▶ _Task statement_
Output exactly, and only, the stretch of lines beginning at the line with "Decode this image" and ending at the last line of the listing below. Drop the pictures.

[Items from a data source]
════════
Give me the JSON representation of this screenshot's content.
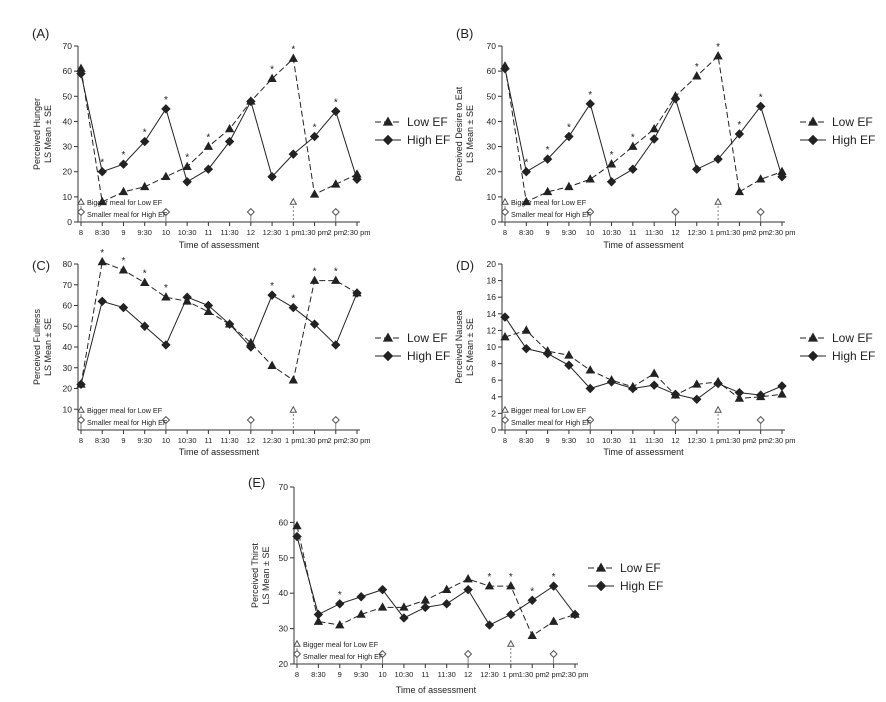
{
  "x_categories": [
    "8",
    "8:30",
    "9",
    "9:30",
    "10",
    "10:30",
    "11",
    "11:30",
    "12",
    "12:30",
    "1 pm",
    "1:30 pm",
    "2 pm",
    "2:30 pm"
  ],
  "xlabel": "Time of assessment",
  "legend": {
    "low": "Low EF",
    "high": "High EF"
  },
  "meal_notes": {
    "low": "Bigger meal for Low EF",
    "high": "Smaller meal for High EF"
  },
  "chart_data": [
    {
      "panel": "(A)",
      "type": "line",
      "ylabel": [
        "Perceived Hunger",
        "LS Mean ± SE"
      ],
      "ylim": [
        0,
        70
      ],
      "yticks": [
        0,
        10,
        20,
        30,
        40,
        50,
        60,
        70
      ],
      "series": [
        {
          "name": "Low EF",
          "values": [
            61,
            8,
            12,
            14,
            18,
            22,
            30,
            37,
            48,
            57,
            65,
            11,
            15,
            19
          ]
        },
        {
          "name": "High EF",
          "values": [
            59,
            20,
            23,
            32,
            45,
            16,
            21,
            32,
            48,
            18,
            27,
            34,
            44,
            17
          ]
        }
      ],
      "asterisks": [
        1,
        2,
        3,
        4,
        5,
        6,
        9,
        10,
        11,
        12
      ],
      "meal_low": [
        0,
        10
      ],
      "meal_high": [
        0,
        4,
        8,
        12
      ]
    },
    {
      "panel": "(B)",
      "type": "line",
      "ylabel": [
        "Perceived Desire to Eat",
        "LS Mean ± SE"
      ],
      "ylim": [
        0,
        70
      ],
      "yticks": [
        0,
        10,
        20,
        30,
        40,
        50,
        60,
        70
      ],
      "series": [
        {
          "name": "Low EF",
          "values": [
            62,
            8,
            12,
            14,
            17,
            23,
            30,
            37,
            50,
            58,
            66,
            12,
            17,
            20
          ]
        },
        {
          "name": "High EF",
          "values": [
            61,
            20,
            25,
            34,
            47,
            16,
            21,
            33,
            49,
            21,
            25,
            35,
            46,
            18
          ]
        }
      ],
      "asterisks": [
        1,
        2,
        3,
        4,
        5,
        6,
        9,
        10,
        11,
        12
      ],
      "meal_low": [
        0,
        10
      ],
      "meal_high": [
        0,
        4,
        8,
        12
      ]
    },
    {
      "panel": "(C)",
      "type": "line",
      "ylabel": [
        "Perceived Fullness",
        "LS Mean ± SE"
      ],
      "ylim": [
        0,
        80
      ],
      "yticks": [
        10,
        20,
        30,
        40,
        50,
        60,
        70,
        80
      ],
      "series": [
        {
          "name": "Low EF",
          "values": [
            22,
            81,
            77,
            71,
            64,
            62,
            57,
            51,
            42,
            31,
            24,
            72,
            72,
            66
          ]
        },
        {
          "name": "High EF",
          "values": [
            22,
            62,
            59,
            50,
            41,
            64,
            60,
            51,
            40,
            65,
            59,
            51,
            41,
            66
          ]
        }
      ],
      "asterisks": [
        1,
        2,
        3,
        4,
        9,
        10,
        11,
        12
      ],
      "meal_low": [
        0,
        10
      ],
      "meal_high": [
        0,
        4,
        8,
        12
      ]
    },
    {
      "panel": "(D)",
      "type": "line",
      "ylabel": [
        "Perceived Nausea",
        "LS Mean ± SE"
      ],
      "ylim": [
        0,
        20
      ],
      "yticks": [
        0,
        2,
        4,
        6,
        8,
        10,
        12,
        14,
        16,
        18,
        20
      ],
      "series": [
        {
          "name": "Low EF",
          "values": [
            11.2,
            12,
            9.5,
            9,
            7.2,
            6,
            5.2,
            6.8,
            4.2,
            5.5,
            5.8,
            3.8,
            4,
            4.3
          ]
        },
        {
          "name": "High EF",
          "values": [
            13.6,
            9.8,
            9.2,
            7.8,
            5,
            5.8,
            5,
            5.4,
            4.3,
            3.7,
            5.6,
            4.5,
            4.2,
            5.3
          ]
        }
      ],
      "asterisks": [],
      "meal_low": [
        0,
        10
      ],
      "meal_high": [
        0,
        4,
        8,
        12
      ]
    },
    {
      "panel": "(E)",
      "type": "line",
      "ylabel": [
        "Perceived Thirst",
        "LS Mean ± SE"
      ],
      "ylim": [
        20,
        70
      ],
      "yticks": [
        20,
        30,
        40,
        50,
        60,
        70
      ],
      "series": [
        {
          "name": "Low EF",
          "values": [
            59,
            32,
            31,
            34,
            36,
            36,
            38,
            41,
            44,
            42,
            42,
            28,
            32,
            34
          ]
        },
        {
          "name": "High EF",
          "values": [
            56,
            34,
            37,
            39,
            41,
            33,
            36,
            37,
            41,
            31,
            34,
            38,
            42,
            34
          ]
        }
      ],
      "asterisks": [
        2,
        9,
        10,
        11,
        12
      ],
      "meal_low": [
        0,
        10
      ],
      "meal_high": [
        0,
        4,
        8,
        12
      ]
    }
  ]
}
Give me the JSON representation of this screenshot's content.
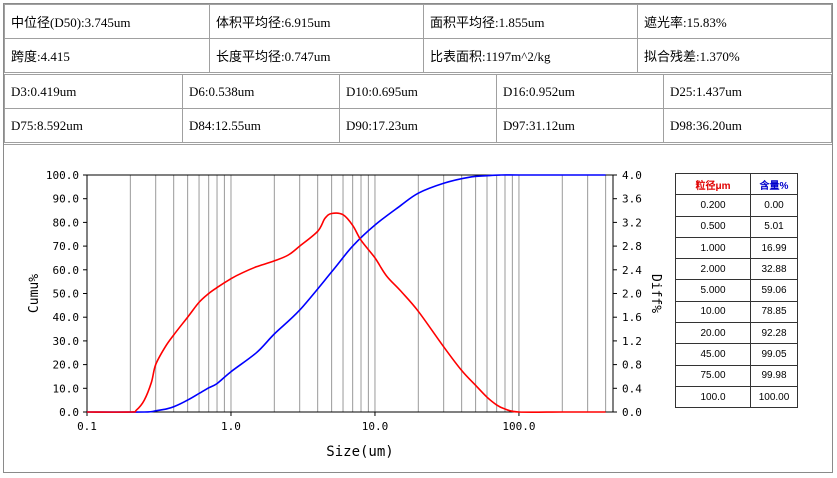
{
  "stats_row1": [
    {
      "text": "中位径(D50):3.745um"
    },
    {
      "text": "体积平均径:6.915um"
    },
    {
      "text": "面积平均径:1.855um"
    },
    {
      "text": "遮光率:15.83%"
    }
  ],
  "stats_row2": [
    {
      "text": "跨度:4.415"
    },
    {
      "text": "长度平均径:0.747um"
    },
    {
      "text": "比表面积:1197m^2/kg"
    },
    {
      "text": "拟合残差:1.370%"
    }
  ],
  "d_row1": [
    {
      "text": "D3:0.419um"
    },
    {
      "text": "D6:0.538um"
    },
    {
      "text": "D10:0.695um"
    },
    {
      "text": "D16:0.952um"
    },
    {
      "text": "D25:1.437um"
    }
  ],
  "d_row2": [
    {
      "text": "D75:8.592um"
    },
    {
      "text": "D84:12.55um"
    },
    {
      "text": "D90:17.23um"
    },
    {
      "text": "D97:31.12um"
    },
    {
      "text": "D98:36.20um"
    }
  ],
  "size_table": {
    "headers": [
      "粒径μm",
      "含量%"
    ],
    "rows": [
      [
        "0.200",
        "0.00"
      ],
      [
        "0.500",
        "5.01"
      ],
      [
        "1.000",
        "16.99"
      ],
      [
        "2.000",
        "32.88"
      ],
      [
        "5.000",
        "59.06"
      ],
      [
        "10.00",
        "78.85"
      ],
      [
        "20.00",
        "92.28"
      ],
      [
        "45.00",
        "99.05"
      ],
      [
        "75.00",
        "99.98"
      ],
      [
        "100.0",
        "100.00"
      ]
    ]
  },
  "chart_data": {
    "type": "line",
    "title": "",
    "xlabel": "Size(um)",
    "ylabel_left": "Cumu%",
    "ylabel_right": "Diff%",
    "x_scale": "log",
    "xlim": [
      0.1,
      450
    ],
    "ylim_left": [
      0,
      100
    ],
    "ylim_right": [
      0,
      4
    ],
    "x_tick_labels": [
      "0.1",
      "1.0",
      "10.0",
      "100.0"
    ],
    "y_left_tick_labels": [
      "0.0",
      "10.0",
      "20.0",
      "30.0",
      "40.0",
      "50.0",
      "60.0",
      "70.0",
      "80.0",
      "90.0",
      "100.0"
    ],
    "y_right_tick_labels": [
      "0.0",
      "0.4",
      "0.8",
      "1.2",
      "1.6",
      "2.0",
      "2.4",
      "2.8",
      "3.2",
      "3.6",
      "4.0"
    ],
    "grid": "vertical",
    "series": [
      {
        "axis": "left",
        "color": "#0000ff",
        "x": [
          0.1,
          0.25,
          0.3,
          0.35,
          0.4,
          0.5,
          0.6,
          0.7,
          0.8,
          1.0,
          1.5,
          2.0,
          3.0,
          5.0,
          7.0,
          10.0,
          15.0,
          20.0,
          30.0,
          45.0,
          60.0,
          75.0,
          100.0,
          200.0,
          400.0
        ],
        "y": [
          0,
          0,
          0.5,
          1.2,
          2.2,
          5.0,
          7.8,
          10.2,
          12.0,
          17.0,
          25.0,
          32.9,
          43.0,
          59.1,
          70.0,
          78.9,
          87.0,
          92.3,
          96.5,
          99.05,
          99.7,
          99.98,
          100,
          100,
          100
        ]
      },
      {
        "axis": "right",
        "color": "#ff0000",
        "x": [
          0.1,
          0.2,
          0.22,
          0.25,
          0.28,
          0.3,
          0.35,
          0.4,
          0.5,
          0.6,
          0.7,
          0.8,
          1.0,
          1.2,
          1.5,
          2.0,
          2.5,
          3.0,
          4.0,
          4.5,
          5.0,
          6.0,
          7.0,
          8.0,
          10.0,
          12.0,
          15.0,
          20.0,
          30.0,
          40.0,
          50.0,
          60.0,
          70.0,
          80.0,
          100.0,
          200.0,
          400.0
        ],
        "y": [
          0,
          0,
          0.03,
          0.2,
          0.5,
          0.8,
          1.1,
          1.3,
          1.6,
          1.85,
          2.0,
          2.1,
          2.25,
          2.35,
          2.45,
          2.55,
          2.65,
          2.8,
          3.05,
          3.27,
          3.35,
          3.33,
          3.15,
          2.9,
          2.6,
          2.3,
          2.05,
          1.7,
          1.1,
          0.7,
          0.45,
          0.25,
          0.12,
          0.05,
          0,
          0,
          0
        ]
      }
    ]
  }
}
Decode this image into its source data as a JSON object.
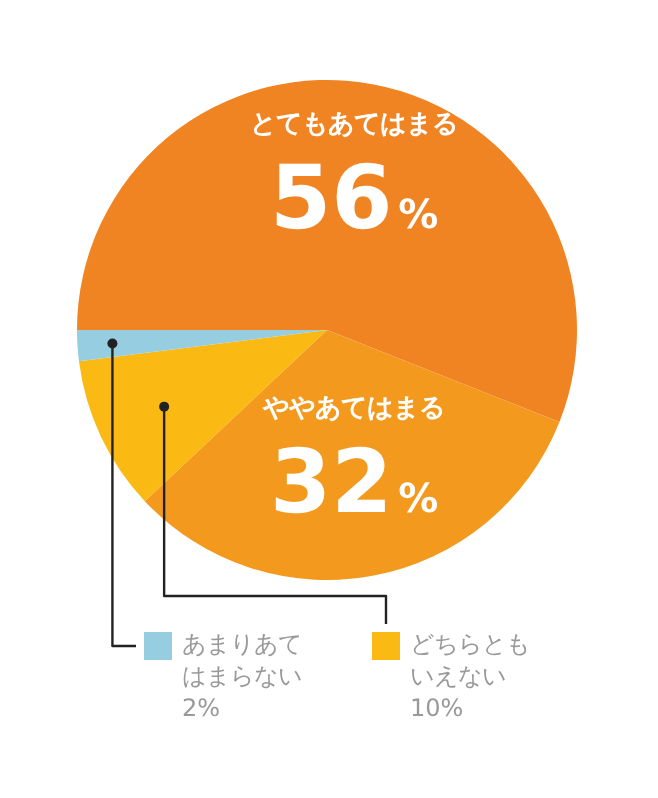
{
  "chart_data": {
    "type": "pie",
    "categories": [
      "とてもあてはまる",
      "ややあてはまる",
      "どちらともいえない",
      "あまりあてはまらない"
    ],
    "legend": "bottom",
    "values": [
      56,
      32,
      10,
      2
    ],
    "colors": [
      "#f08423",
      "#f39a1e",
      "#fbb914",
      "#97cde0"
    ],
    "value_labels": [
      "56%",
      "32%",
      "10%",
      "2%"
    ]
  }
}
════════
▶ _Task result_
Decode this image into its source data as a JSON object.
{
  "chart_data": {
    "type": "pie",
    "categories": [
      "とてもあてはまる",
      "ややあてはまる",
      "どちらともいえない",
      "あまりあてはまらない"
    ],
    "legend": "bottom",
    "values": [
      56,
      32,
      10,
      2
    ],
    "colors": [
      "#f08423",
      "#f39a1e",
      "#fbb914",
      "#97cde0"
    ],
    "value_labels": [
      "56%",
      "32%",
      "10%",
      "2%"
    ]
  }
}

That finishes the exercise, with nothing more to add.